Description of the task:
Write out the data again in full, exactly as it reads.

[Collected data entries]
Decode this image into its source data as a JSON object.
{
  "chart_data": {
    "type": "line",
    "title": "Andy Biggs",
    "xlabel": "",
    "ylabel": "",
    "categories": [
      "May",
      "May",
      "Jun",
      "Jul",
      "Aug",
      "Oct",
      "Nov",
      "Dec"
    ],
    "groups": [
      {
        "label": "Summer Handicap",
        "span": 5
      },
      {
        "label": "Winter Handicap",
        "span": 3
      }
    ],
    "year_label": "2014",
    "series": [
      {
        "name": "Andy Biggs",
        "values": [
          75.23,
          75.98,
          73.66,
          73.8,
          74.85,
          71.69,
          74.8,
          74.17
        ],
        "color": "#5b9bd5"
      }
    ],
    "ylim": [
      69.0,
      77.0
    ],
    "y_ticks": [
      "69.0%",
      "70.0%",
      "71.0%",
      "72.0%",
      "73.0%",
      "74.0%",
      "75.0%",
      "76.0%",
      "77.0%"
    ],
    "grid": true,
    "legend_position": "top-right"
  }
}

Correct response:
Decode this image into its source data as a JSON object.
{
  "chart_data": {
    "type": "line",
    "title": "Andy Biggs",
    "xlabel": "",
    "ylabel": "",
    "categories": [
      "May",
      "May",
      "Jun",
      "Jul",
      "Aug",
      "Oct",
      "Nov",
      "Dec"
    ],
    "groups": [
      {
        "label": "Summer Handicap",
        "span": 5
      },
      {
        "label": "Winter Handicap",
        "span": 3
      }
    ],
    "year_label": "2014",
    "series": [
      {
        "name": "Andy Biggs",
        "values": [
          75.23,
          75.98,
          73.66,
          73.8,
          74.85,
          71.69,
          74.8,
          74.17
        ],
        "color": "#5b9bd5"
      }
    ],
    "ylim": [
      69.0,
      77.0
    ],
    "y_ticks": [
      "69.0%",
      "70.0%",
      "71.0%",
      "72.0%",
      "73.0%",
      "74.0%",
      "75.0%",
      "76.0%",
      "77.0%"
    ],
    "grid": true,
    "legend_position": "top-right"
  }
}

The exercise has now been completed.